| Short exercise |
Would you extract the whole listing below and retype it exactly?
= = = =
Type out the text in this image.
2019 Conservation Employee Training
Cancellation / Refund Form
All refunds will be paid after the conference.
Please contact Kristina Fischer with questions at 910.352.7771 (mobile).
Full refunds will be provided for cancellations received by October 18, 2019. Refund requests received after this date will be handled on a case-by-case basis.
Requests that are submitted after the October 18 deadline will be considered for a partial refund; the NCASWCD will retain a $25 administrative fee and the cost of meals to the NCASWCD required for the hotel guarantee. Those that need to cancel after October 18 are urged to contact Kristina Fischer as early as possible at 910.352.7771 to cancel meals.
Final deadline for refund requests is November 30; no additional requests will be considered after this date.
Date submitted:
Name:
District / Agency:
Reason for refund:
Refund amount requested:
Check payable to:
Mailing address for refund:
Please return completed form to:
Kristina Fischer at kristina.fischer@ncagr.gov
= = = =
| In response |
Type out the text in this image.
2019 Conservation Employee Training
Cancellation / Refund Form
All refunds will be paid after the conference.
Please contact Kristina Fischer with questions at 910.352.7771 (mobile).
Full refunds will be provided for cancellations received by October 18, 2019. Refund requests received after this date will be handled on a case-by-case basis.
Requests that are submitted after the October 18 deadline will be considered for a partial refund; the NCASWCD will retain a $25 administrative fee and the cost of meals to the NCASWCD required for the hotel guarantee. Those that need to cancel after October 18 are urged to contact Kristina Fischer as early as possible at 910.352.7771 to cancel meals.
Final deadline for refund requests is November 30; no additional requests will be considered after this date.
Date submitted:
Name:
District / Agency:
Reason for refund:
Refund amount requested:
Check payable to:
Mailing address for refund:
Please return completed form to:
Kristina Fischer at kristina.fischer@ncagr.gov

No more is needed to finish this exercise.